### SET TASK
Your task is to transcribe all of the data below exactly, omitting the images.

### MATERIAL PROVIDED
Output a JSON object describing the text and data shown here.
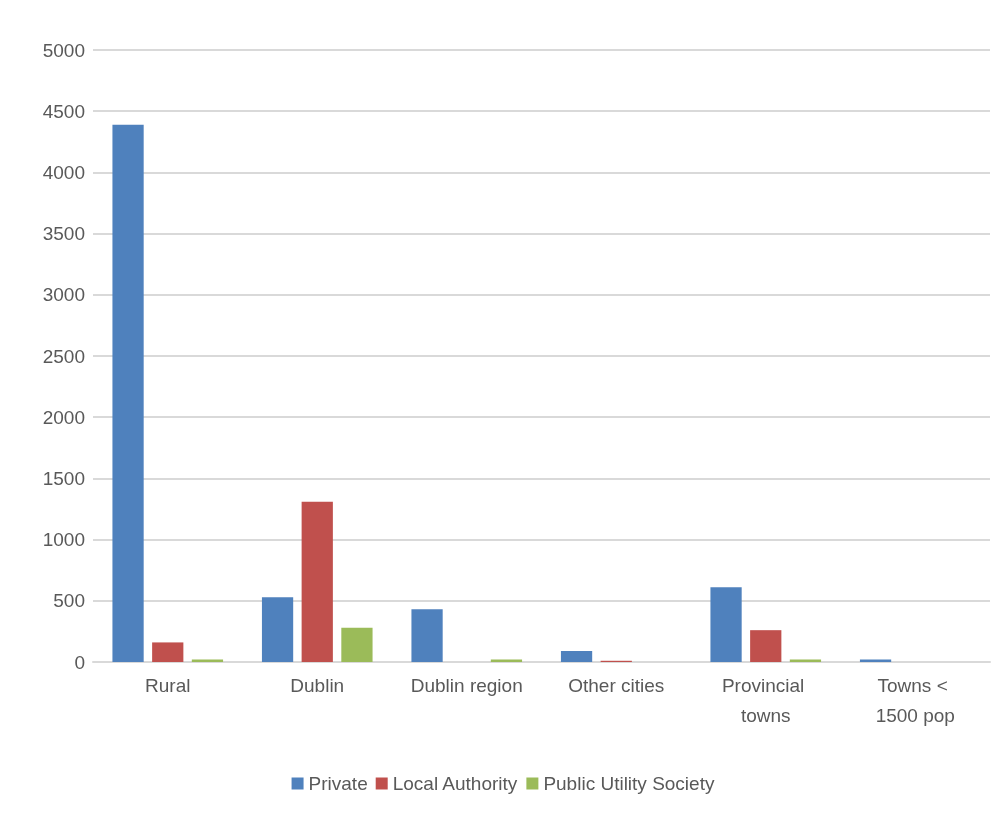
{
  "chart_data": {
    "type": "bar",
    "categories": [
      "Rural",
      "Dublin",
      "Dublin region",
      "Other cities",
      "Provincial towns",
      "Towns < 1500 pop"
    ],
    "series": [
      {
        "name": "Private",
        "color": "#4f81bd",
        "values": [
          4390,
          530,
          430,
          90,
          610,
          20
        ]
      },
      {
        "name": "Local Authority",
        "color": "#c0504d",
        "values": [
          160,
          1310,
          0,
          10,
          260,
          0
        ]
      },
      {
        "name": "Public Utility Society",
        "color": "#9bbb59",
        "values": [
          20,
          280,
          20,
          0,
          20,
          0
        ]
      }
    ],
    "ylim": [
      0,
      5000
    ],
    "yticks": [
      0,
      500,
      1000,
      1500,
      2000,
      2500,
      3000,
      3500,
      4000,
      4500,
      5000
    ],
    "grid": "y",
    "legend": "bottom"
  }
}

### RESULT
Output a JSON object describing the text and data shown here.
{
  "chart_data": {
    "type": "bar",
    "categories": [
      "Rural",
      "Dublin",
      "Dublin region",
      "Other cities",
      "Provincial towns",
      "Towns < 1500 pop"
    ],
    "series": [
      {
        "name": "Private",
        "color": "#4f81bd",
        "values": [
          4390,
          530,
          430,
          90,
          610,
          20
        ]
      },
      {
        "name": "Local Authority",
        "color": "#c0504d",
        "values": [
          160,
          1310,
          0,
          10,
          260,
          0
        ]
      },
      {
        "name": "Public Utility Society",
        "color": "#9bbb59",
        "values": [
          20,
          280,
          20,
          0,
          20,
          0
        ]
      }
    ],
    "ylim": [
      0,
      5000
    ],
    "yticks": [
      0,
      500,
      1000,
      1500,
      2000,
      2500,
      3000,
      3500,
      4000,
      4500,
      5000
    ],
    "grid": "y",
    "legend": "bottom"
  }
}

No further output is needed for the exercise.